What you have to do: Please transcribe the listing below in full and word for word, without its pictures.

*** Extracted data

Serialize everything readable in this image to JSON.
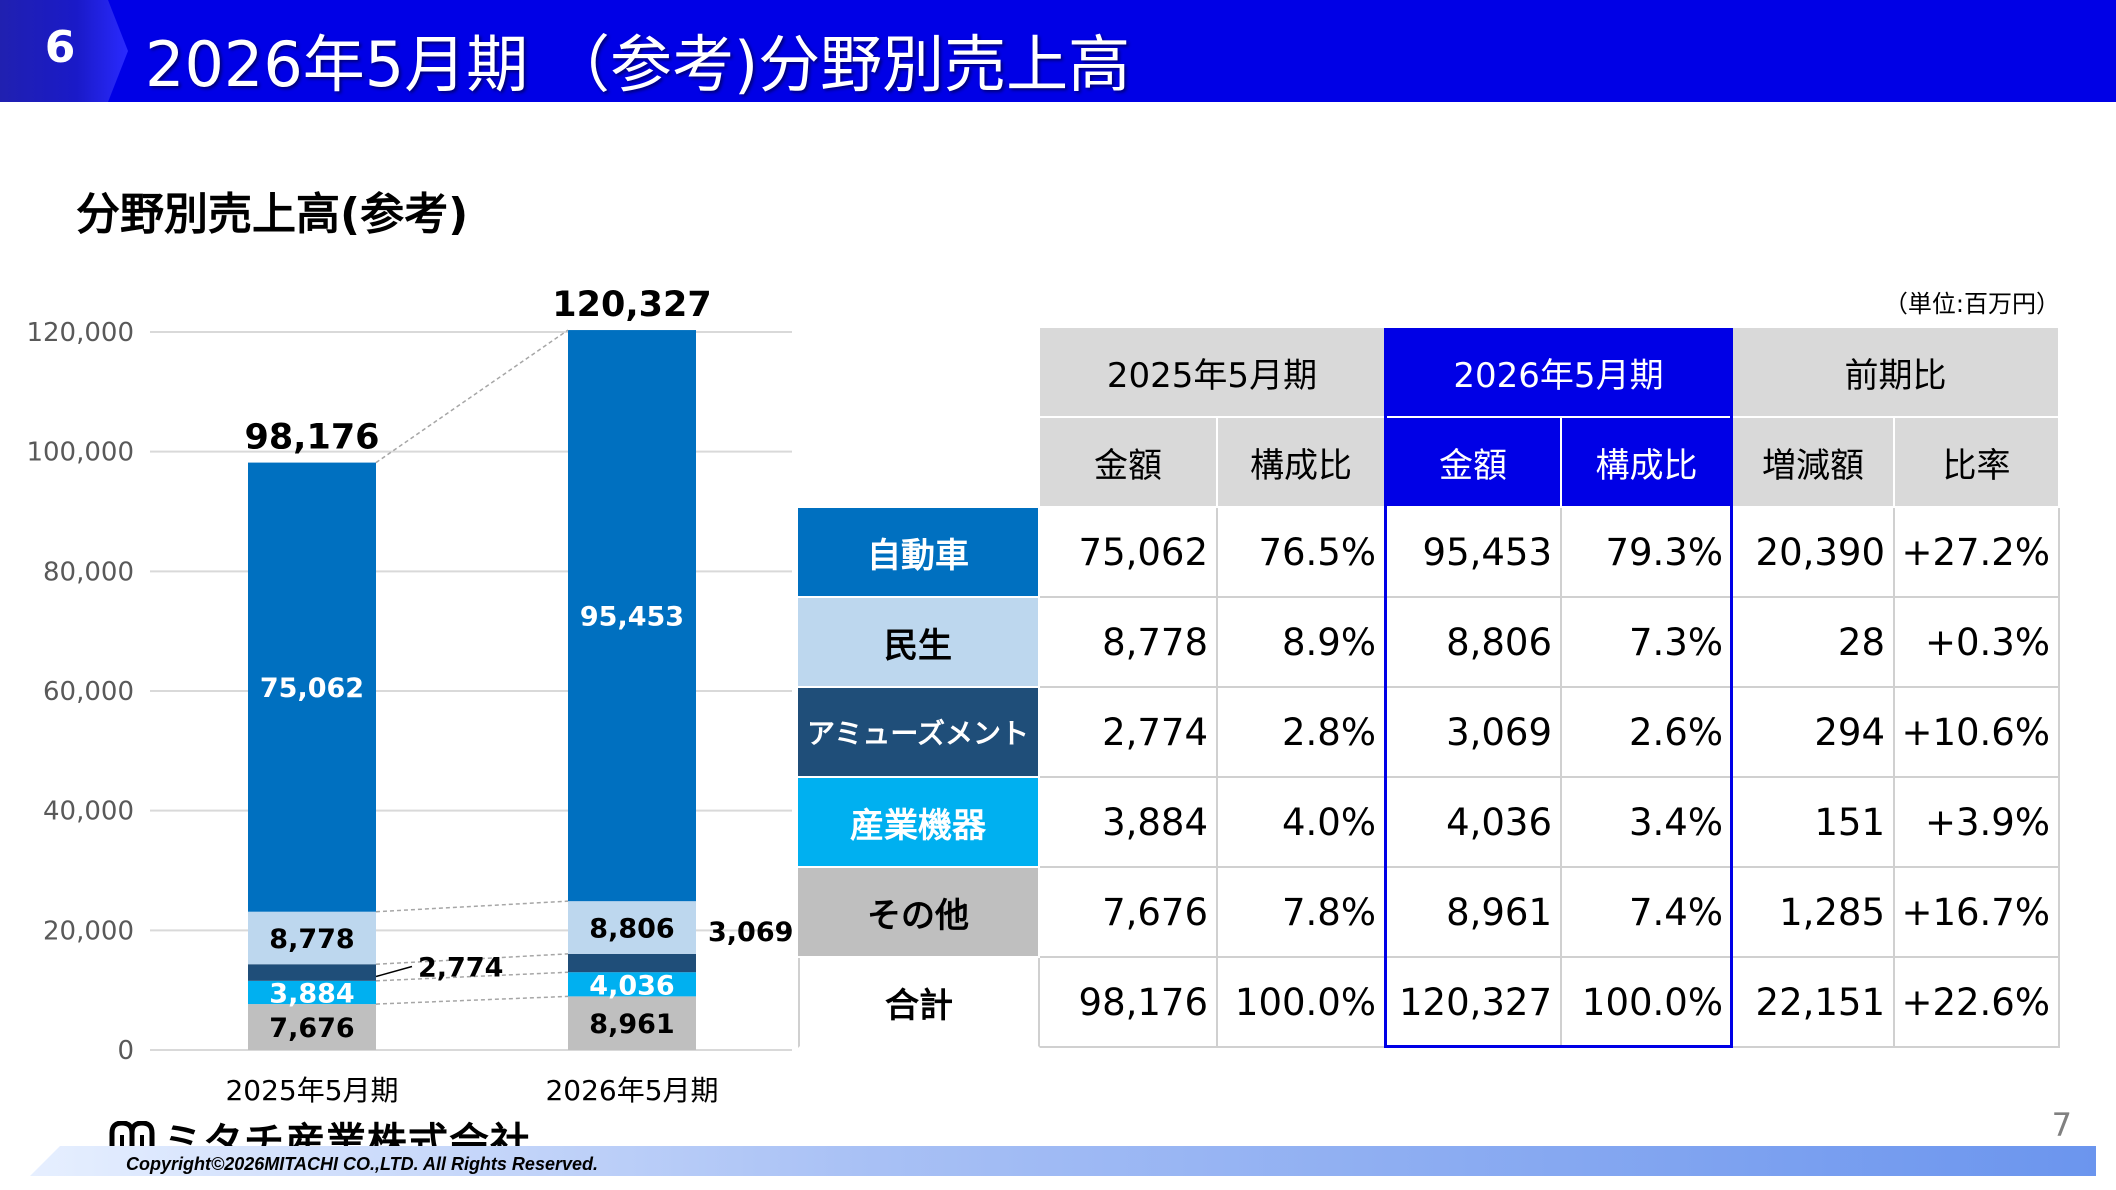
{
  "header": {
    "section_number": "6",
    "title": "2026年5月期 （参考)分野別売上高"
  },
  "subtitle": "分野別売上高(参考)",
  "unit_note": "（単位:百万円）",
  "colors": {
    "header_bg": "#0000e6",
    "automotive": "#0070c0",
    "consumer": "#bdd7ee",
    "amusement": "#1f4e79",
    "industrial": "#00b0f0",
    "other": "#bfbfbf"
  },
  "chart_data": {
    "type": "bar",
    "stacked": true,
    "categories": [
      "2025年5月期",
      "2026年5月期"
    ],
    "series": [
      {
        "name": "その他",
        "values": [
          7676,
          8961
        ],
        "labels": [
          "7,676",
          "8,961"
        ]
      },
      {
        "name": "産業機器",
        "values": [
          3884,
          4036
        ],
        "labels": [
          "3,884",
          "4,036"
        ]
      },
      {
        "name": "アミューズメント",
        "values": [
          2774,
          3069
        ],
        "labels": [
          "2,774",
          "3,069"
        ]
      },
      {
        "name": "民生",
        "values": [
          8778,
          8806
        ],
        "labels": [
          "8,778",
          "8,806"
        ]
      },
      {
        "name": "自動車",
        "values": [
          75062,
          95453
        ],
        "labels": [
          "75,062",
          "95,453"
        ]
      }
    ],
    "totals": [
      98176,
      120327
    ],
    "total_labels": [
      "98,176",
      "120,327"
    ],
    "ylim": [
      0,
      120000
    ],
    "yticks": [
      0,
      20000,
      40000,
      60000,
      80000,
      100000,
      120000
    ],
    "ytick_labels": [
      "0",
      "20,000",
      "40,000",
      "60,000",
      "80,000",
      "100,000",
      "120,000"
    ],
    "grid": true,
    "legend": "none"
  },
  "table": {
    "groups": [
      "2025年5月期",
      "2026年5月期",
      "前期比"
    ],
    "subheaders": [
      "金額",
      "構成比",
      "金額",
      "構成比",
      "増減額",
      "比率"
    ],
    "rows": [
      {
        "category": "自動車",
        "cells": [
          "75,062",
          "76.5%",
          "95,453",
          "79.3%",
          "20,390",
          "+27.2%"
        ]
      },
      {
        "category": "民生",
        "cells": [
          "8,778",
          "8.9%",
          "8,806",
          "7.3%",
          "28",
          "+0.3%"
        ]
      },
      {
        "category": "アミューズメント",
        "cells": [
          "2,774",
          "2.8%",
          "3,069",
          "2.6%",
          "294",
          "+10.6%"
        ]
      },
      {
        "category": "産業機器",
        "cells": [
          "3,884",
          "4.0%",
          "4,036",
          "3.4%",
          "151",
          "+3.9%"
        ]
      },
      {
        "category": "その他",
        "cells": [
          "7,676",
          "7.8%",
          "8,961",
          "7.4%",
          "1,285",
          "+16.7%"
        ]
      },
      {
        "category": "合計",
        "cells": [
          "98,176",
          "100.0%",
          "120,327",
          "100.0%",
          "22,151",
          "+22.6%"
        ]
      }
    ]
  },
  "footer": {
    "company": "ミタチ産業株式会社",
    "copyright": "Copyright©2026MITACHI CO.,LTD. All Rights Reserved.",
    "page_number": "7"
  }
}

******

Result for this exercise:
Serialize everything readable in this image to JSON.
{
  "header": {
    "section_number": "6",
    "title": "2026年5月期 （参考)分野別売上高"
  },
  "subtitle": "分野別売上高(参考)",
  "unit_note": "（単位:百万円）",
  "colors": {
    "header_bg": "#0000e6",
    "automotive": "#0070c0",
    "consumer": "#bdd7ee",
    "amusement": "#1f4e79",
    "industrial": "#00b0f0",
    "other": "#bfbfbf"
  },
  "chart_data": {
    "type": "bar",
    "stacked": true,
    "categories": [
      "2025年5月期",
      "2026年5月期"
    ],
    "series": [
      {
        "name": "その他",
        "values": [
          7676,
          8961
        ],
        "labels": [
          "7,676",
          "8,961"
        ]
      },
      {
        "name": "産業機器",
        "values": [
          3884,
          4036
        ],
        "labels": [
          "3,884",
          "4,036"
        ]
      },
      {
        "name": "アミューズメント",
        "values": [
          2774,
          3069
        ],
        "labels": [
          "2,774",
          "3,069"
        ]
      },
      {
        "name": "民生",
        "values": [
          8778,
          8806
        ],
        "labels": [
          "8,778",
          "8,806"
        ]
      },
      {
        "name": "自動車",
        "values": [
          75062,
          95453
        ],
        "labels": [
          "75,062",
          "95,453"
        ]
      }
    ],
    "totals": [
      98176,
      120327
    ],
    "total_labels": [
      "98,176",
      "120,327"
    ],
    "ylim": [
      0,
      120000
    ],
    "yticks": [
      0,
      20000,
      40000,
      60000,
      80000,
      100000,
      120000
    ],
    "ytick_labels": [
      "0",
      "20,000",
      "40,000",
      "60,000",
      "80,000",
      "100,000",
      "120,000"
    ],
    "grid": true,
    "legend": "none"
  },
  "table": {
    "groups": [
      "2025年5月期",
      "2026年5月期",
      "前期比"
    ],
    "subheaders": [
      "金額",
      "構成比",
      "金額",
      "構成比",
      "増減額",
      "比率"
    ],
    "rows": [
      {
        "category": "自動車",
        "cells": [
          "75,062",
          "76.5%",
          "95,453",
          "79.3%",
          "20,390",
          "+27.2%"
        ]
      },
      {
        "category": "民生",
        "cells": [
          "8,778",
          "8.9%",
          "8,806",
          "7.3%",
          "28",
          "+0.3%"
        ]
      },
      {
        "category": "アミューズメント",
        "cells": [
          "2,774",
          "2.8%",
          "3,069",
          "2.6%",
          "294",
          "+10.6%"
        ]
      },
      {
        "category": "産業機器",
        "cells": [
          "3,884",
          "4.0%",
          "4,036",
          "3.4%",
          "151",
          "+3.9%"
        ]
      },
      {
        "category": "その他",
        "cells": [
          "7,676",
          "7.8%",
          "8,961",
          "7.4%",
          "1,285",
          "+16.7%"
        ]
      },
      {
        "category": "合計",
        "cells": [
          "98,176",
          "100.0%",
          "120,327",
          "100.0%",
          "22,151",
          "+22.6%"
        ]
      }
    ]
  },
  "footer": {
    "company": "ミタチ産業株式会社",
    "copyright": "Copyright©2026MITACHI CO.,LTD. All Rights Reserved.",
    "page_number": "7"
  }
}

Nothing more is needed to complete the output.